- [Aim]: Print every entry, word for word, and skip the images.
— START OF Record list —
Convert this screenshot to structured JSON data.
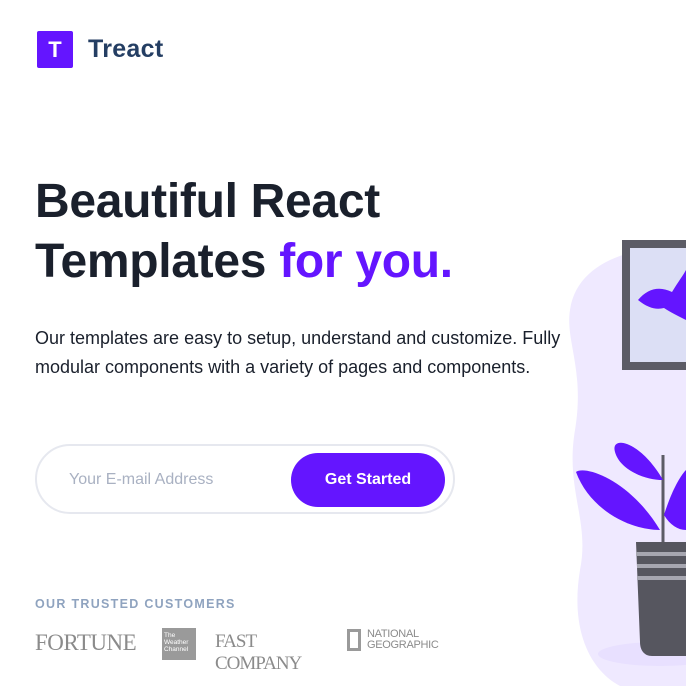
{
  "brand": {
    "logo_letter": "T",
    "name": "Treact"
  },
  "hero": {
    "title_line1": "Beautiful React",
    "title_line2_main": "Templates",
    "title_line2_accent": "for you.",
    "description": "Our templates are easy to setup, understand and customize. Fully modular components with a variety of pages and components."
  },
  "signup": {
    "email_placeholder": "Your E-mail Address",
    "email_value": "",
    "button_label": "Get Started"
  },
  "customers": {
    "label": "OUR TRUSTED CUSTOMERS",
    "logos": {
      "fortune": "FORTUNE",
      "weather_line1": "The",
      "weather_line2": "Weather",
      "weather_line3": "Channel",
      "fastcompany": "FAST COMPANY",
      "natgeo_line1": "NATIONAL",
      "natgeo_line2": "GEOGRAPHIC"
    }
  },
  "colors": {
    "primary": "#6415ff",
    "heading": "#1a202c",
    "logo_text": "#243e63",
    "muted_label": "#8fa3bf",
    "illustration_bg": "#efe9ff"
  }
}
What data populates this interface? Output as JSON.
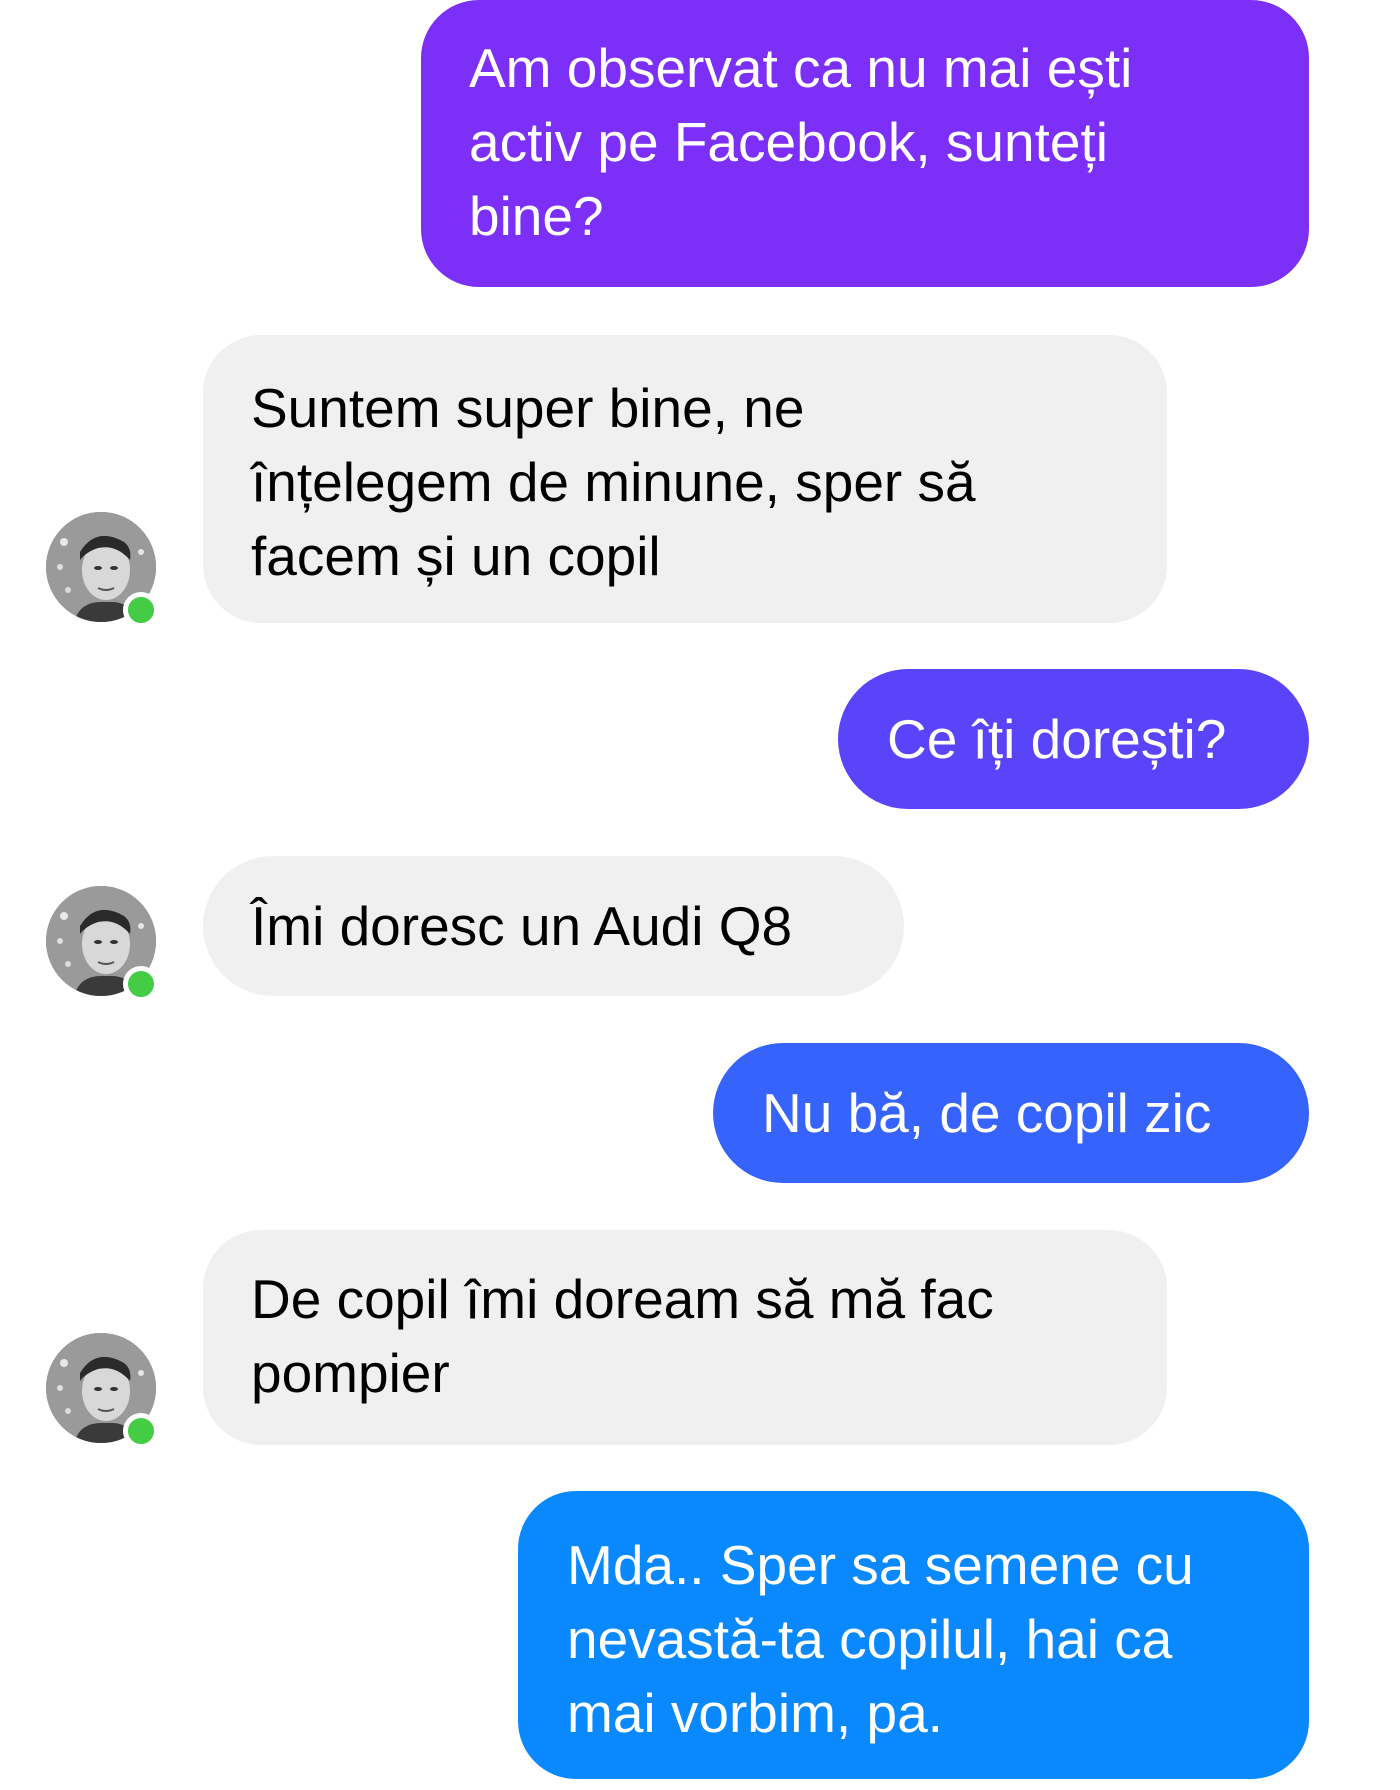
{
  "colors": {
    "received_bg": "#f0f0f0",
    "sent_gradient": [
      "#7b2ff7",
      "#6a38f9",
      "#5a44fa",
      "#4a52fb",
      "#3663fc",
      "#1f76fd",
      "#0a88fe"
    ],
    "online_dot": "#44cc44"
  },
  "messages": [
    {
      "direction": "sent",
      "text": "Am observat ca nu mai ești\nactiv pe Facebook, sunteți\nbine?"
    },
    {
      "direction": "received",
      "text": "Suntem super bine, ne\nînțelegem de minune, sper să\nfacem și un copil",
      "avatar": "contact-avatar"
    },
    {
      "direction": "sent",
      "text": "Ce îți dorești?"
    },
    {
      "direction": "received",
      "text": "Îmi doresc un Audi Q8",
      "avatar": "contact-avatar"
    },
    {
      "direction": "sent",
      "text": "Nu bă, de copil zic"
    },
    {
      "direction": "received",
      "text": "De copil îmi doream să mă fac\npompier",
      "avatar": "contact-avatar"
    },
    {
      "direction": "sent",
      "text": "Mda.. Sper sa semene cu\nnevastă-ta copilul, hai ca\nmai vorbim, pa."
    }
  ]
}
— END OF Record list —
- [The response]:
Convert this screenshot to structured JSON data.
{
  "brand": {
    "logo_letter": "T",
    "name": "Treact"
  },
  "hero": {
    "title_line1": "Beautiful React",
    "title_line2_main": "Templates",
    "title_line2_accent": "for you.",
    "description": "Our templates are easy to setup, understand and customize. Fully modular components with a variety of pages and components."
  },
  "signup": {
    "email_placeholder": "Your E-mail Address",
    "email_value": "",
    "button_label": "Get Started"
  },
  "customers": {
    "label": "OUR TRUSTED CUSTOMERS",
    "logos": {
      "fortune": "FORTUNE",
      "weather_line1": "The",
      "weather_line2": "Weather",
      "weather_line3": "Channel",
      "fastcompany": "FAST COMPANY",
      "natgeo_line1": "NATIONAL",
      "natgeo_line2": "GEOGRAPHIC"
    }
  },
  "colors": {
    "primary": "#6415ff",
    "heading": "#1a202c",
    "logo_text": "#243e63",
    "muted_label": "#8fa3bf",
    "illustration_bg": "#efe9ff"
  }
}
What data populates this interface? Output as JSON.
{
  "colors": {
    "received_bg": "#f0f0f0",
    "sent_gradient": [
      "#7b2ff7",
      "#6a38f9",
      "#5a44fa",
      "#4a52fb",
      "#3663fc",
      "#1f76fd",
      "#0a88fe"
    ],
    "online_dot": "#44cc44"
  },
  "messages": [
    {
      "direction": "sent",
      "text": "Am observat ca nu mai ești\nactiv pe Facebook, sunteți\nbine?"
    },
    {
      "direction": "received",
      "text": "Suntem super bine, ne\nînțelegem de minune, sper să\nfacem și un copil",
      "avatar": "contact-avatar"
    },
    {
      "direction": "sent",
      "text": "Ce îți dorești?"
    },
    {
      "direction": "received",
      "text": "Îmi doresc un Audi Q8",
      "avatar": "contact-avatar"
    },
    {
      "direction": "sent",
      "text": "Nu bă, de copil zic"
    },
    {
      "direction": "received",
      "text": "De copil îmi doream să mă fac\npompier",
      "avatar": "contact-avatar"
    },
    {
      "direction": "sent",
      "text": "Mda.. Sper sa semene cu\nnevastă-ta copilul, hai ca\nmai vorbim, pa."
    }
  ]
}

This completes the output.